**EXERCISE GOAL:**
Repeat the listing in full. Nothing may be added or left out.

Start of RECORDS SHOWN

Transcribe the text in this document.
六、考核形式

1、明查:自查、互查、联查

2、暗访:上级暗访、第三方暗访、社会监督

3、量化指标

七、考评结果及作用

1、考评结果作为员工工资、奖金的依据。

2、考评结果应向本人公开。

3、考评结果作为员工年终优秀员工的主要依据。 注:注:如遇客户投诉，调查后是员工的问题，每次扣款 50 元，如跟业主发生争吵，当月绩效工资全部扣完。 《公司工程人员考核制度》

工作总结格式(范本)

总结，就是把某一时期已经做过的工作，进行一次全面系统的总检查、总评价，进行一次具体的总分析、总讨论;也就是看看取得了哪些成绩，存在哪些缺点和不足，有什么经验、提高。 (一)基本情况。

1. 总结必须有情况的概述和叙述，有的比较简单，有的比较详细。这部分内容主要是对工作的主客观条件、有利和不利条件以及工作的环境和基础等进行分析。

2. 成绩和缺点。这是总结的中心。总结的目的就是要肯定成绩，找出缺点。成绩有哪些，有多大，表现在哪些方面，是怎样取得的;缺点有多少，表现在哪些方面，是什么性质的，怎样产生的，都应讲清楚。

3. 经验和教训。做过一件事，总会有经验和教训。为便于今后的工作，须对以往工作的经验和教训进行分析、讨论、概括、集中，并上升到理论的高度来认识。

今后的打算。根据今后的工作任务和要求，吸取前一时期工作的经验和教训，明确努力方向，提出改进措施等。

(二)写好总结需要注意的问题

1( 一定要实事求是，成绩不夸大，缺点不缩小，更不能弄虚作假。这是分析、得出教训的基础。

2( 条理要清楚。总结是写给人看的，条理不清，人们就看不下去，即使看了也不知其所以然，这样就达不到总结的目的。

End of RECORDS SHOWN

**FULL ANSWER:**
Transcribe the text in this document.
六、考核形式

1、明查:自查、互查、联查

2、暗访:上级暗访、第三方暗访、社会监督

3、量化指标

七、考评结果及作用

1、考评结果作为员工工资、奖金的依据。

2、考评结果应向本人公开。

3、考评结果作为员工年终优秀员工的主要依据。 注:注:如遇客户投诉，调查后是员工的问题，每次扣款 50 元，如跟业主发生争吵，当月绩效工资全部扣完。 《公司工程人员考核制度》

工作总结格式(范本)

总结，就是把某一时期已经做过的工作，进行一次全面系统的总检查、总评价，进行一次具体的总分析、总讨论;也就是看看取得了哪些成绩，存在哪些缺点和不足，有什么经验、提高。 (一)基本情况。

1. 总结必须有情况的概述和叙述，有的比较简单，有的比较详细。这部分内容主要是对工作的主客观条件、有利和不利条件以及工作的环境和基础等进行分析。

2. 成绩和缺点。这是总结的中心。总结的目的就是要肯定成绩，找出缺点。成绩有哪些，有多大，表现在哪些方面，是怎样取得的;缺点有多少，表现在哪些方面，是什么性质的，怎样产生的，都应讲清楚。

3. 经验和教训。做过一件事，总会有经验和教训。为便于今后的工作，须对以往工作的经验和教训进行分析、讨论、概括、集中，并上升到理论的高度来认识。

今后的打算。根据今后的工作任务和要求，吸取前一时期工作的经验和教训，明确努力方向，提出改进措施等。

(二)写好总结需要注意的问题

1( 一定要实事求是，成绩不夸大，缺点不缩小，更不能弄虚作假。这是分析、得出教训的基础。

2( 条理要清楚。总结是写给人看的，条理不清，人们就看不下去，即使看了也不知其所以然，这样就达不到总结的目的。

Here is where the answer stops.